▸ **Required work**
Tally the lines with the word "längre" and report the number alone.
□ □ □
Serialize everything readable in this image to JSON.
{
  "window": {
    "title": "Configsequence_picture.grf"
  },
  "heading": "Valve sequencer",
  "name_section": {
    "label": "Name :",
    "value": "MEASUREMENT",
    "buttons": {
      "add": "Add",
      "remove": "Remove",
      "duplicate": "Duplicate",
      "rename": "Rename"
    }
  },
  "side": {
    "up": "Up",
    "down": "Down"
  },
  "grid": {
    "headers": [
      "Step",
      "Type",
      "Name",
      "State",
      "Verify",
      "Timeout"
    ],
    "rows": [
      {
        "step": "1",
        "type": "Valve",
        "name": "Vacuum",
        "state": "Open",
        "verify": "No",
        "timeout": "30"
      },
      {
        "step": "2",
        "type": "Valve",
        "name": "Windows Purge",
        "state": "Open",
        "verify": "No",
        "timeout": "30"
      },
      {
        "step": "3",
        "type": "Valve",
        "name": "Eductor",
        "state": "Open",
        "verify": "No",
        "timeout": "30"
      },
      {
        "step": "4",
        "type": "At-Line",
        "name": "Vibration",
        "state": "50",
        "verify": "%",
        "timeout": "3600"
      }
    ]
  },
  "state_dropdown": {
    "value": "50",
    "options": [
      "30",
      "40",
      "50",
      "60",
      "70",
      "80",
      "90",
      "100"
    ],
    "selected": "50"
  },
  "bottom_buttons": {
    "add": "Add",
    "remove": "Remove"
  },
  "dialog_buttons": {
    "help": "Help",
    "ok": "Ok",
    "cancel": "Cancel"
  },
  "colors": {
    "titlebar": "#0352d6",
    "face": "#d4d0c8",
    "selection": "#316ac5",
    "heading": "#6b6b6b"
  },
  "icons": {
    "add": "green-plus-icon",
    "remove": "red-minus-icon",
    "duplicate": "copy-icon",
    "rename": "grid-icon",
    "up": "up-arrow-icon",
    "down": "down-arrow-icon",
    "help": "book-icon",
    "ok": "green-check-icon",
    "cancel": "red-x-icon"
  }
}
□ □ □
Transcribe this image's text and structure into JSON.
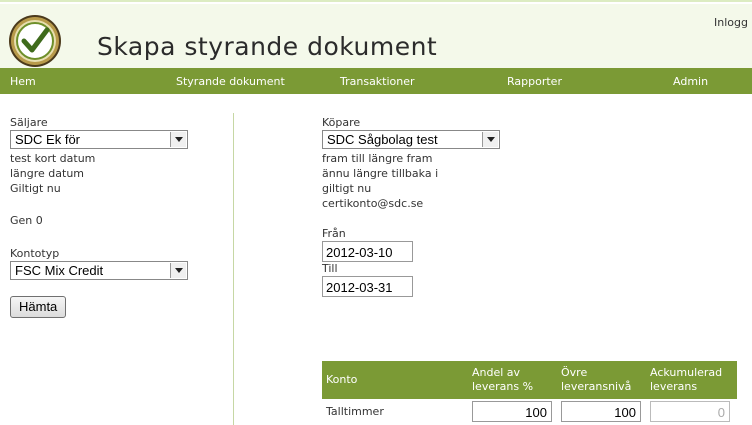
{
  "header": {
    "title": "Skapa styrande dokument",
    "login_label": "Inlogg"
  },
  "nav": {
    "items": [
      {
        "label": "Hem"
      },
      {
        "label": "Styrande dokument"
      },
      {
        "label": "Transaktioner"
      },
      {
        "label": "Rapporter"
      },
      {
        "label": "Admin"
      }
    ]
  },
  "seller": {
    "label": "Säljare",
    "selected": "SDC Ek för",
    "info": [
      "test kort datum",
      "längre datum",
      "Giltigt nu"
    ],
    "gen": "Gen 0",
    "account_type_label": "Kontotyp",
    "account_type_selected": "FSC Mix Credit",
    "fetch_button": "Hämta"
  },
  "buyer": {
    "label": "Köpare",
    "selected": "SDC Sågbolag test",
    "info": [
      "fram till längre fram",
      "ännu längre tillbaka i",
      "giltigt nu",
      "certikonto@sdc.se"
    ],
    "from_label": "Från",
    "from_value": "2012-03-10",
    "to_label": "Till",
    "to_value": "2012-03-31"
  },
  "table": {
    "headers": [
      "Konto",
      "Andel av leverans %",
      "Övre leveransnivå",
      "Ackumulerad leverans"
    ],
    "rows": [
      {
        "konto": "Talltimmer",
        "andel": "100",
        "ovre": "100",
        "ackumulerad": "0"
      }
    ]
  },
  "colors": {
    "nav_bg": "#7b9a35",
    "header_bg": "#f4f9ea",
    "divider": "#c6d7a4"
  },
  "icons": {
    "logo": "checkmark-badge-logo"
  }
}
□ □ □
▸ **Response**
3